_所给文本_:
════════════════

栏目:脑肿瘤科普|发布时间:2025-07-10 15:26:22 |阅读: |脑胶质瘤放疗

  放射治疗是脑胶质瘤综合治疗的关键环节,需在明确病理诊断后实施,目标是在杀灭肿瘤细胞的同时最大限度保护正常脑组织。现代放疗技术以6~10MV直线加速器为基础,采用常规分次照射(多次分割完成总剂量)。技术选择上,适形调强放疗(IMRT/VMAT)为首选,可精准覆盖肿瘤区域,减少对周围脑组织的损伤,降低晚期并发症风险。

  放疗前需严格质控,通过CBCT或EPID图像验证确保照射位置与计划一致。需注意:立体定向放疗(SRT)不适用于初始治疗,主要用于复发小病灶处理。

════════════════

[页面版式解析数据]
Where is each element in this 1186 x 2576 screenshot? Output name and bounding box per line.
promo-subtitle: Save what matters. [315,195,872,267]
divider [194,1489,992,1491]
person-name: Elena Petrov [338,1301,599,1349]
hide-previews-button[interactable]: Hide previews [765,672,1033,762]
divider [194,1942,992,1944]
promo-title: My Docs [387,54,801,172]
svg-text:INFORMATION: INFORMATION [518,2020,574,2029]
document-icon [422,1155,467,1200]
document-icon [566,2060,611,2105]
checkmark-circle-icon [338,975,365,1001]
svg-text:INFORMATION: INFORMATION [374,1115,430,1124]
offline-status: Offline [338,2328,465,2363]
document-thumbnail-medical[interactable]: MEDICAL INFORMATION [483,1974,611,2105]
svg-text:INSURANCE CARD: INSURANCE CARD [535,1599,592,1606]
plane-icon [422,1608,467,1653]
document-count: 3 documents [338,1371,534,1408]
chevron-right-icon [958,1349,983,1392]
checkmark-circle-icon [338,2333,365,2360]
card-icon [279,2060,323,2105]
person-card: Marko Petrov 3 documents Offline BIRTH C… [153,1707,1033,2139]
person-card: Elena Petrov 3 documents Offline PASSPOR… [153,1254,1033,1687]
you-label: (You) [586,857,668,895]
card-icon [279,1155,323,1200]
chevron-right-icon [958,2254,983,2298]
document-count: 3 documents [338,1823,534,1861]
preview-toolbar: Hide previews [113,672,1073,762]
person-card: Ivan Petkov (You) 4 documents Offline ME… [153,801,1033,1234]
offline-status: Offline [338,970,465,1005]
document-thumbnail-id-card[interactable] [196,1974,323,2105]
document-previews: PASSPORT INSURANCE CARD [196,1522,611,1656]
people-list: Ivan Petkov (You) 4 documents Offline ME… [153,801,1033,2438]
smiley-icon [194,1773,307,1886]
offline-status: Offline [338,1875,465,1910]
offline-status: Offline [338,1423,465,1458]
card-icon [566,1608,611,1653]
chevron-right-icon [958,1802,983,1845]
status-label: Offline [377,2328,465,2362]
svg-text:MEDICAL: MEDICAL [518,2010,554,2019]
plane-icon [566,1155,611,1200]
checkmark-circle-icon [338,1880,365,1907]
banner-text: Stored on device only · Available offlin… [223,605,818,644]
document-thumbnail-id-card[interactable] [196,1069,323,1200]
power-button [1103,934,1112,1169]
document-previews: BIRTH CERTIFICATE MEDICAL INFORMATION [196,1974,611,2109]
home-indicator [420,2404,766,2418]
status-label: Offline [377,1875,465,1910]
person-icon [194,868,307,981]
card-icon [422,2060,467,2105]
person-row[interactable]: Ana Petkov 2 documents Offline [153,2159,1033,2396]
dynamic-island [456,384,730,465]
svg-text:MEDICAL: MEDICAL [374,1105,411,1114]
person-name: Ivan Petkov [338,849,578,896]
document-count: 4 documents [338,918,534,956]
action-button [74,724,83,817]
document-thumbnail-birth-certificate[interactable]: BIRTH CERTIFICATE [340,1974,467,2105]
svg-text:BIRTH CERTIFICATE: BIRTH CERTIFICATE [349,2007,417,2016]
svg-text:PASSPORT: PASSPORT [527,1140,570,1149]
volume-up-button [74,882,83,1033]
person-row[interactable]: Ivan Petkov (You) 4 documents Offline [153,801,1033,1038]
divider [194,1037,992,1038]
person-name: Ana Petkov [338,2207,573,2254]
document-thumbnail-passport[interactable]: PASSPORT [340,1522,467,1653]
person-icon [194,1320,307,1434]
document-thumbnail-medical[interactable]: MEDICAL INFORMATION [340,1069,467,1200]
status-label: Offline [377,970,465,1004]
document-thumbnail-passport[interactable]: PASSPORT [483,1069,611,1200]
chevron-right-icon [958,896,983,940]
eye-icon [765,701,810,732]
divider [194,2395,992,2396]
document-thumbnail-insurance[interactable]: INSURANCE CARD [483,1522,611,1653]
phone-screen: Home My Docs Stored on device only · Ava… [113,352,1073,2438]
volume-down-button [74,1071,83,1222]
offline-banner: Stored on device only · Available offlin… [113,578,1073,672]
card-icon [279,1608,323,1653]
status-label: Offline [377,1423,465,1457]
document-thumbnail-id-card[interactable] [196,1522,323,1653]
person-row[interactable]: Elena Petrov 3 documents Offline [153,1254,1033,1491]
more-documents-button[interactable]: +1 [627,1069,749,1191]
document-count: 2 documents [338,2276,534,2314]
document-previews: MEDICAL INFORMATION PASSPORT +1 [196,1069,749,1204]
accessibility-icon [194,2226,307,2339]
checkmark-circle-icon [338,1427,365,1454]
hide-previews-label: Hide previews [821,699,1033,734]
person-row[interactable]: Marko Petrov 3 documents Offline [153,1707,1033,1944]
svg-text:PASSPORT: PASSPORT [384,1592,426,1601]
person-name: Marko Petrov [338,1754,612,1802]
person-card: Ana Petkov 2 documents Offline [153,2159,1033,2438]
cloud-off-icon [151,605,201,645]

════════════════

_待办事项_:
1. 根据脑胶质瘤放疗一文，回答下列问题：
(a) 放射治疗须在什么之后实施？
(b) 在技术选择上，首选的是哪种放疗？
(c) 立体定向放疗（SRT）主要用于什么情况？
2. 请更新脑胶质瘤放疗一文：从“放射治疗是脑胶质瘤综合治疗的”起，直至“疗,主要用于复发小病灶处理。”为止（含该处），将其中的“直线加速器”改为“医用直线加速器”，再写出这一部分。
3. 请从脑胶质瘤放疗一文的末句之后往下续写。

_各题答案_:
1.
(a) 明确病理诊断之后。
(b) 适形调强放疗（IMRT/VMAT）。
(c) 复发小病灶的处理。

2.
放射治疗是脑胶质瘤综合治疗的关键环节,需在明确病理诊断后实施,目标是在杀灭肿瘤细胞的同时最大限度保护正常脑组织。现代放疗技术以6~10MV医用直线加速器为基础,采用常规分次照射(多次分割完成总剂量)。技术选择上,适形调强放疗(IMRT/VMAT)为首选,可精准覆盖肿瘤区域,减少对周围脑组织的损伤,降低晚期并发症风险。

  放疗前需严格质控,通过CBCT或EPID图像验证确保照射位置与计划一致。需注意:立体定向放疗(SRT)不适用于初始治疗,主要用于复发小病灶处理。

3.
脑胶质瘤放疗

  弥漫性低级别胶质瘤(WHO II级)的放疗

  低级别胶质瘤(如星形细胞瘤、少突胶质细胞瘤)生长缓慢但易复发,术后放疗需结合风险分层制定策略:

  1.适应证:

  •高危因素:年龄>40岁、肿瘤未全切、含星形细胞成分、体积大、术前神经功能缺损。

  •低危患者(年龄≤40岁且全切)可暂观察;高危患者需术后尽早放疗。

  2.放疗剂量与靶区:

  •总剂量:45~54 Gy,分次剂量1.8~2.0 Gy。

  •靶区划定:

  ◦GTV:基于术前/术后MRI的T2/FLAIR异常区域。

  ◦CTV:GTV外扩1~2 cm(覆盖潜在浸润区)。

  ◦PTV:CTV外扩3~5 mm(需修整至颅骨屏障内)。

  3.联合化疗:

  •少突胶质细胞瘤:放疗+PCV方案(甲基苄肼/洛莫司汀/长春新碱)或替莫唑胺(TMZ)。

  •星形细胞瘤:放疗+TMZ同步/辅助化疗。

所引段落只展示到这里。